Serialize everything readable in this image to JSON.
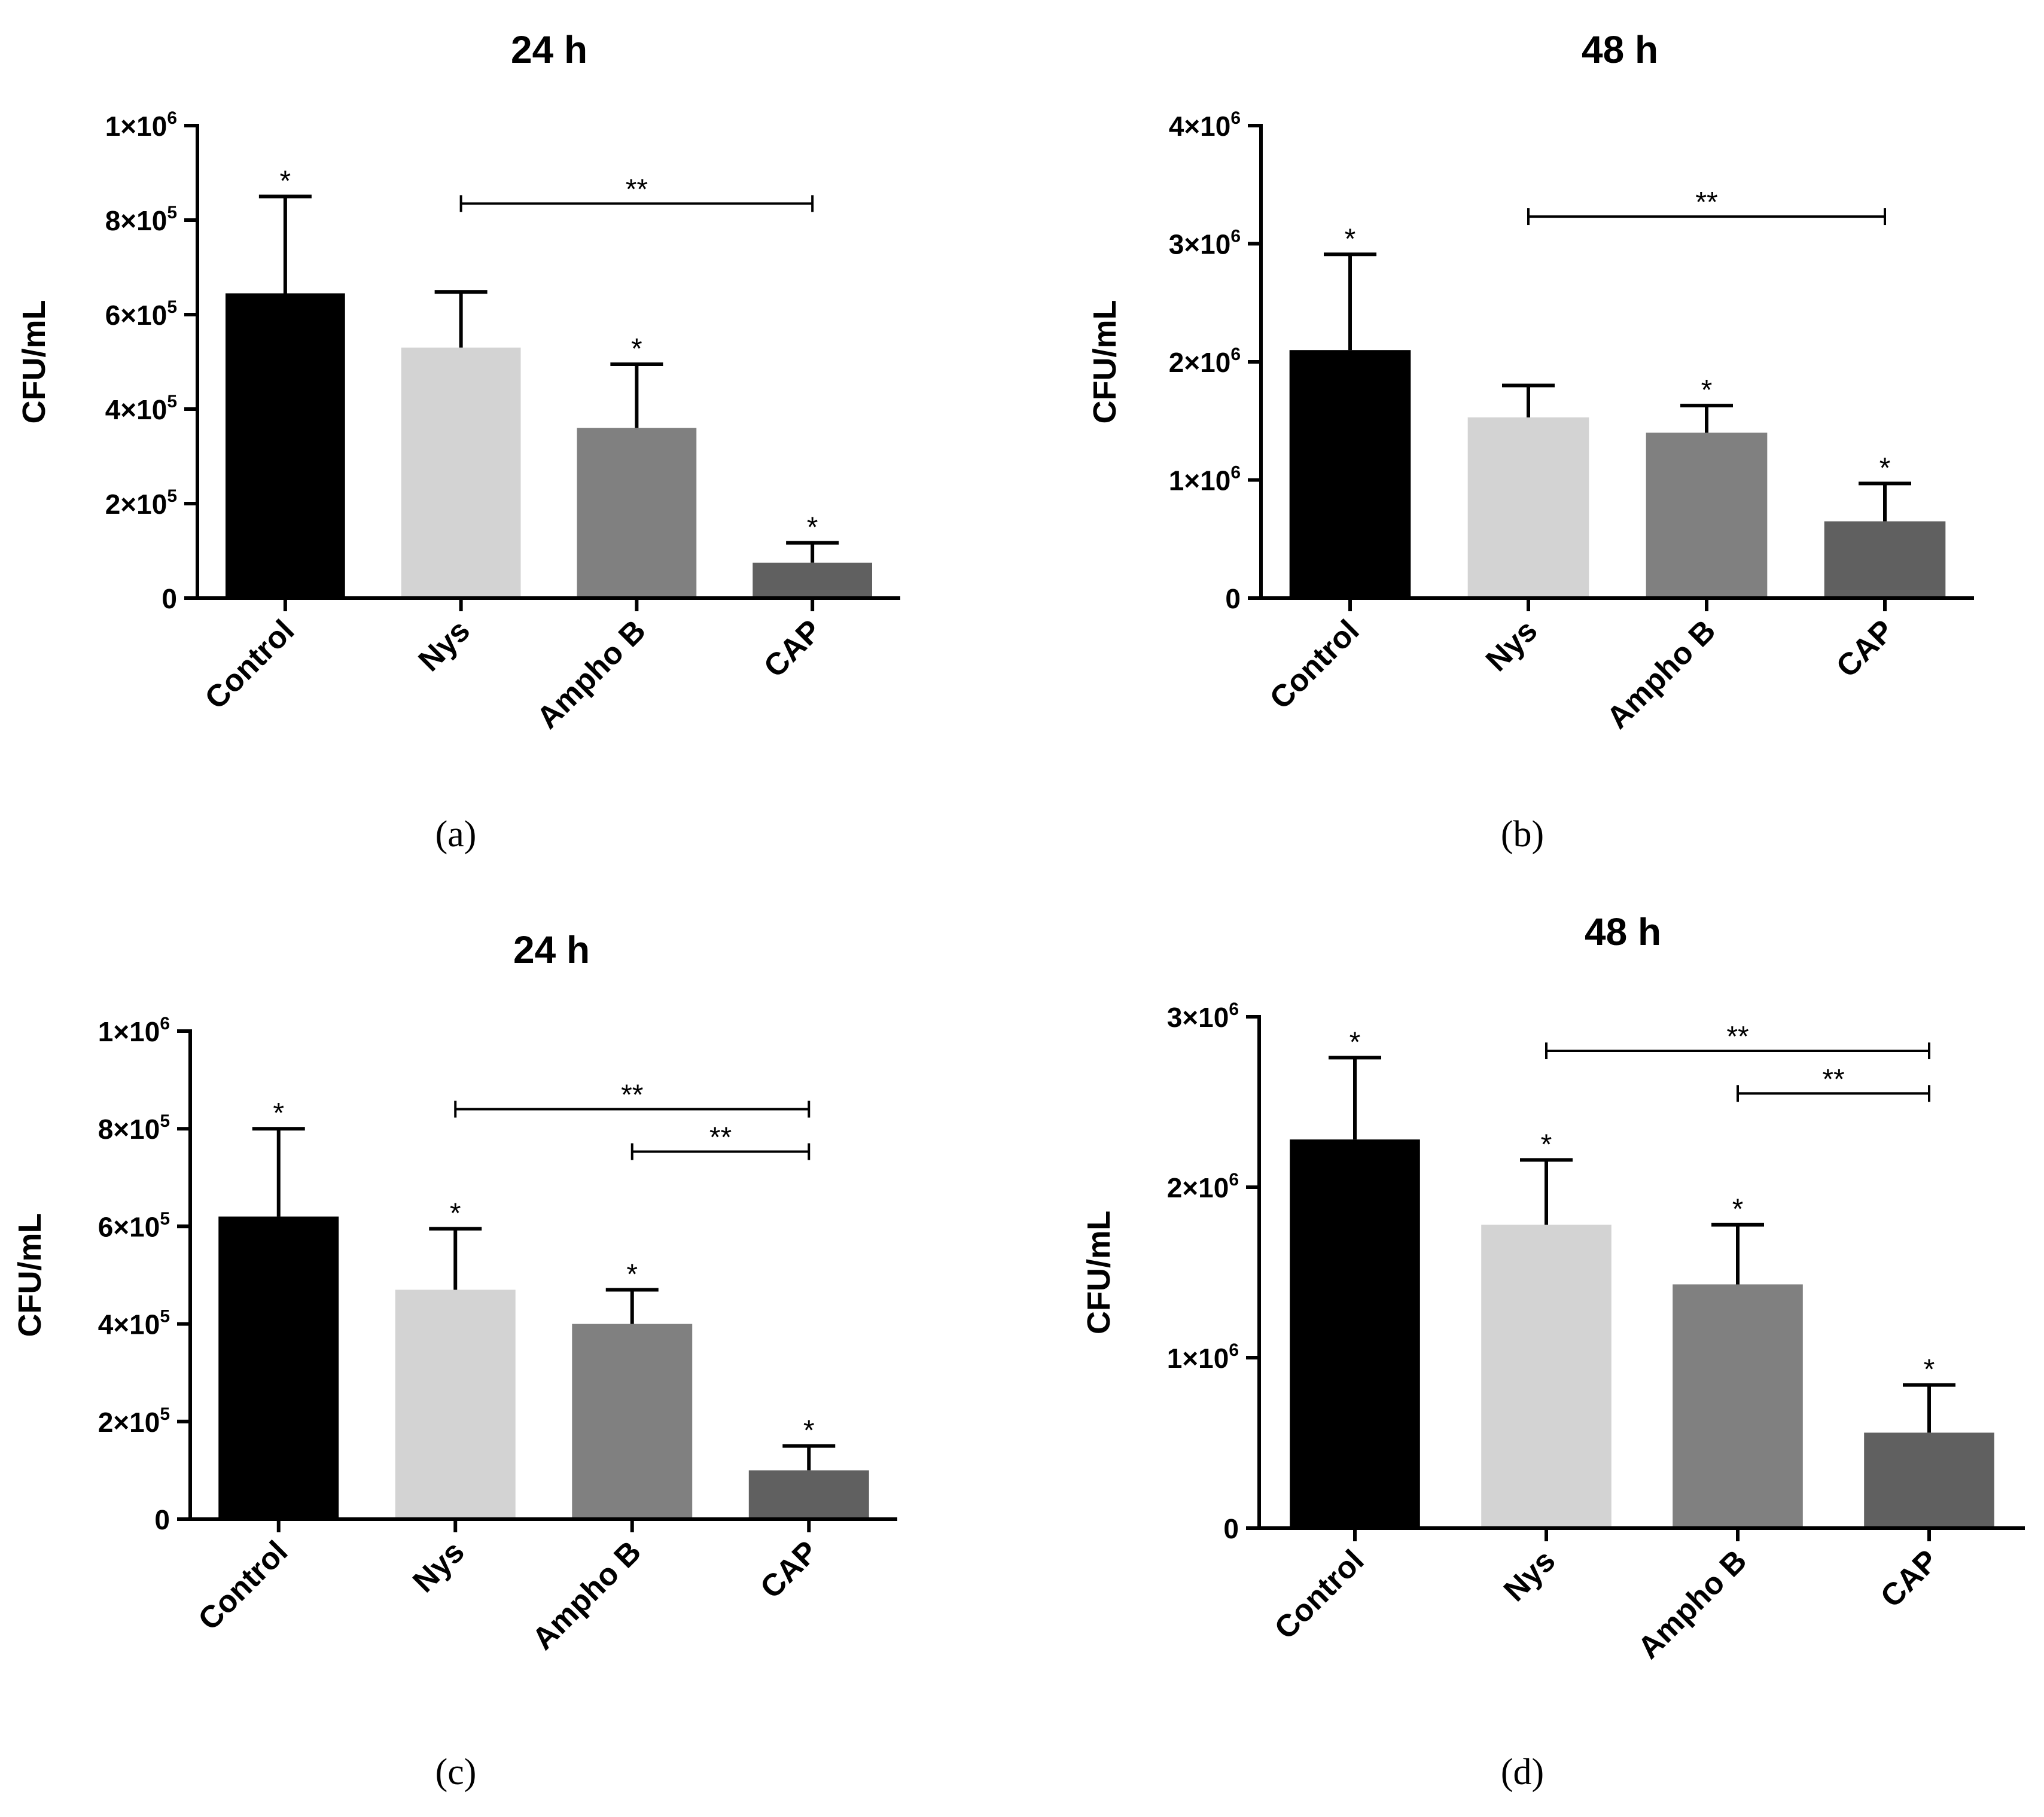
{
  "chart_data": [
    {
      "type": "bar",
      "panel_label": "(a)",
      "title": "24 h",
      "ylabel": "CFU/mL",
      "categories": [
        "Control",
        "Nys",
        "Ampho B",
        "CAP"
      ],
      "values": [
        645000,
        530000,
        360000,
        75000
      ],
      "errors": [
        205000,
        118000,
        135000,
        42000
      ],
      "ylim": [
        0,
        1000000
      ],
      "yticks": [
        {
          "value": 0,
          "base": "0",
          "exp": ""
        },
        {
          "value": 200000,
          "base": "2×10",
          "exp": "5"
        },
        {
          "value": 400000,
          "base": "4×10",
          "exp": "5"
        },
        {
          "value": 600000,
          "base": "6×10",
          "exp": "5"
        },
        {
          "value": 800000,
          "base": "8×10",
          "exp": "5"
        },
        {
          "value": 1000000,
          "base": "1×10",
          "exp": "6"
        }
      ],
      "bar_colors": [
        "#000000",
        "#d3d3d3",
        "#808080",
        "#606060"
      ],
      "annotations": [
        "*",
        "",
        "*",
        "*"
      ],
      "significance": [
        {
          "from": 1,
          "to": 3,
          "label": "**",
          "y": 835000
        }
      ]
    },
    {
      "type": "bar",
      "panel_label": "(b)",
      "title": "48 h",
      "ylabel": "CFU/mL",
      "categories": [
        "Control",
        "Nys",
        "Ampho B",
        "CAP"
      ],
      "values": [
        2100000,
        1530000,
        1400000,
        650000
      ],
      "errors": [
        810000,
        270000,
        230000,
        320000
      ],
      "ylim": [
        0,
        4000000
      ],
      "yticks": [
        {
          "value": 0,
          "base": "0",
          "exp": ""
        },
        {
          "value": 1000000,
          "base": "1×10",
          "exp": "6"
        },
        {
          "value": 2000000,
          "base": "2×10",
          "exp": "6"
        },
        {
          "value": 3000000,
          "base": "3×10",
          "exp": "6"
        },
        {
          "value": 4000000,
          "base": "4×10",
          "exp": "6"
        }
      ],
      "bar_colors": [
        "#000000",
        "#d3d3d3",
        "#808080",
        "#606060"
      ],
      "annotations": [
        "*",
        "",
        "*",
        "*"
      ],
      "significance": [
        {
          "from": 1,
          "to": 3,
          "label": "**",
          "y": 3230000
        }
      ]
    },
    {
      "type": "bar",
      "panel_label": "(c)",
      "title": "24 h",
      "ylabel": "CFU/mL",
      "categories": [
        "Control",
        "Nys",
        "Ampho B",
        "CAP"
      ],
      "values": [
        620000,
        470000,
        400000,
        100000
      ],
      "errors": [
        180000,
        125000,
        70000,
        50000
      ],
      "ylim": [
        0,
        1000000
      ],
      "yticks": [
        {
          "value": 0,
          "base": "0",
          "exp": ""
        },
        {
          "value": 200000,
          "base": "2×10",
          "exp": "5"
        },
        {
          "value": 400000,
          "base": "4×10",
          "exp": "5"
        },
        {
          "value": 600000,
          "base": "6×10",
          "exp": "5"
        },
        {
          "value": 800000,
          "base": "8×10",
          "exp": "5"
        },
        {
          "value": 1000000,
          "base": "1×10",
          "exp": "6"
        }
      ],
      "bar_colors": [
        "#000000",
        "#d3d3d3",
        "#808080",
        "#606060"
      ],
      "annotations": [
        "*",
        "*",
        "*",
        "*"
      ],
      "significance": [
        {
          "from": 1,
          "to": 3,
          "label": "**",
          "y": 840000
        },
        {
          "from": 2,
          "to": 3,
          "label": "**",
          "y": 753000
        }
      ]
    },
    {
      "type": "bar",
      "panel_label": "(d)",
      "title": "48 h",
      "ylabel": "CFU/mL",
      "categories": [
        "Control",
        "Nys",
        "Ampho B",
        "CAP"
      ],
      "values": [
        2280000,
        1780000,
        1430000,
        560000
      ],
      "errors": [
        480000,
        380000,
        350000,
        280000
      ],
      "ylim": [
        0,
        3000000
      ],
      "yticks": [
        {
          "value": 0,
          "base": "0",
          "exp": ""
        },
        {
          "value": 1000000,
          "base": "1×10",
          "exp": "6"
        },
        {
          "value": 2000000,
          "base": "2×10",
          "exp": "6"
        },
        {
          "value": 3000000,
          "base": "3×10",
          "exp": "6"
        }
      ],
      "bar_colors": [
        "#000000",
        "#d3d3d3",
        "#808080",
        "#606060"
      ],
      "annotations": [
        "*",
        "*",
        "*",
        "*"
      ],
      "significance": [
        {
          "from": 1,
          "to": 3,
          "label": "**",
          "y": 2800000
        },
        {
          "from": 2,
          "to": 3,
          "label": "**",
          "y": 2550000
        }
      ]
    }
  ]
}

* * * *

### Work instructions
In your copy, repeat each record exactly and include no pictures.

### Solution
Serialize everything readable in this image to JSON.
{
  "chart_data": [
    {
      "type": "bar",
      "panel_label": "(a)",
      "title": "24 h",
      "ylabel": "CFU/mL",
      "categories": [
        "Control",
        "Nys",
        "Ampho B",
        "CAP"
      ],
      "values": [
        645000,
        530000,
        360000,
        75000
      ],
      "errors": [
        205000,
        118000,
        135000,
        42000
      ],
      "ylim": [
        0,
        1000000
      ],
      "yticks": [
        {
          "value": 0,
          "base": "0",
          "exp": ""
        },
        {
          "value": 200000,
          "base": "2×10",
          "exp": "5"
        },
        {
          "value": 400000,
          "base": "4×10",
          "exp": "5"
        },
        {
          "value": 600000,
          "base": "6×10",
          "exp": "5"
        },
        {
          "value": 800000,
          "base": "8×10",
          "exp": "5"
        },
        {
          "value": 1000000,
          "base": "1×10",
          "exp": "6"
        }
      ],
      "bar_colors": [
        "#000000",
        "#d3d3d3",
        "#808080",
        "#606060"
      ],
      "annotations": [
        "*",
        "",
        "*",
        "*"
      ],
      "significance": [
        {
          "from": 1,
          "to": 3,
          "label": "**",
          "y": 835000
        }
      ]
    },
    {
      "type": "bar",
      "panel_label": "(b)",
      "title": "48 h",
      "ylabel": "CFU/mL",
      "categories": [
        "Control",
        "Nys",
        "Ampho B",
        "CAP"
      ],
      "values": [
        2100000,
        1530000,
        1400000,
        650000
      ],
      "errors": [
        810000,
        270000,
        230000,
        320000
      ],
      "ylim": [
        0,
        4000000
      ],
      "yticks": [
        {
          "value": 0,
          "base": "0",
          "exp": ""
        },
        {
          "value": 1000000,
          "base": "1×10",
          "exp": "6"
        },
        {
          "value": 2000000,
          "base": "2×10",
          "exp": "6"
        },
        {
          "value": 3000000,
          "base": "3×10",
          "exp": "6"
        },
        {
          "value": 4000000,
          "base": "4×10",
          "exp": "6"
        }
      ],
      "bar_colors": [
        "#000000",
        "#d3d3d3",
        "#808080",
        "#606060"
      ],
      "annotations": [
        "*",
        "",
        "*",
        "*"
      ],
      "significance": [
        {
          "from": 1,
          "to": 3,
          "label": "**",
          "y": 3230000
        }
      ]
    },
    {
      "type": "bar",
      "panel_label": "(c)",
      "title": "24 h",
      "ylabel": "CFU/mL",
      "categories": [
        "Control",
        "Nys",
        "Ampho B",
        "CAP"
      ],
      "values": [
        620000,
        470000,
        400000,
        100000
      ],
      "errors": [
        180000,
        125000,
        70000,
        50000
      ],
      "ylim": [
        0,
        1000000
      ],
      "yticks": [
        {
          "value": 0,
          "base": "0",
          "exp": ""
        },
        {
          "value": 200000,
          "base": "2×10",
          "exp": "5"
        },
        {
          "value": 400000,
          "base": "4×10",
          "exp": "5"
        },
        {
          "value": 600000,
          "base": "6×10",
          "exp": "5"
        },
        {
          "value": 800000,
          "base": "8×10",
          "exp": "5"
        },
        {
          "value": 1000000,
          "base": "1×10",
          "exp": "6"
        }
      ],
      "bar_colors": [
        "#000000",
        "#d3d3d3",
        "#808080",
        "#606060"
      ],
      "annotations": [
        "*",
        "*",
        "*",
        "*"
      ],
      "significance": [
        {
          "from": 1,
          "to": 3,
          "label": "**",
          "y": 840000
        },
        {
          "from": 2,
          "to": 3,
          "label": "**",
          "y": 753000
        }
      ]
    },
    {
      "type": "bar",
      "panel_label": "(d)",
      "title": "48 h",
      "ylabel": "CFU/mL",
      "categories": [
        "Control",
        "Nys",
        "Ampho B",
        "CAP"
      ],
      "values": [
        2280000,
        1780000,
        1430000,
        560000
      ],
      "errors": [
        480000,
        380000,
        350000,
        280000
      ],
      "ylim": [
        0,
        3000000
      ],
      "yticks": [
        {
          "value": 0,
          "base": "0",
          "exp": ""
        },
        {
          "value": 1000000,
          "base": "1×10",
          "exp": "6"
        },
        {
          "value": 2000000,
          "base": "2×10",
          "exp": "6"
        },
        {
          "value": 3000000,
          "base": "3×10",
          "exp": "6"
        }
      ],
      "bar_colors": [
        "#000000",
        "#d3d3d3",
        "#808080",
        "#606060"
      ],
      "annotations": [
        "*",
        "*",
        "*",
        "*"
      ],
      "significance": [
        {
          "from": 1,
          "to": 3,
          "label": "**",
          "y": 2800000
        },
        {
          "from": 2,
          "to": 3,
          "label": "**",
          "y": 2550000
        }
      ]
    }
  ]
}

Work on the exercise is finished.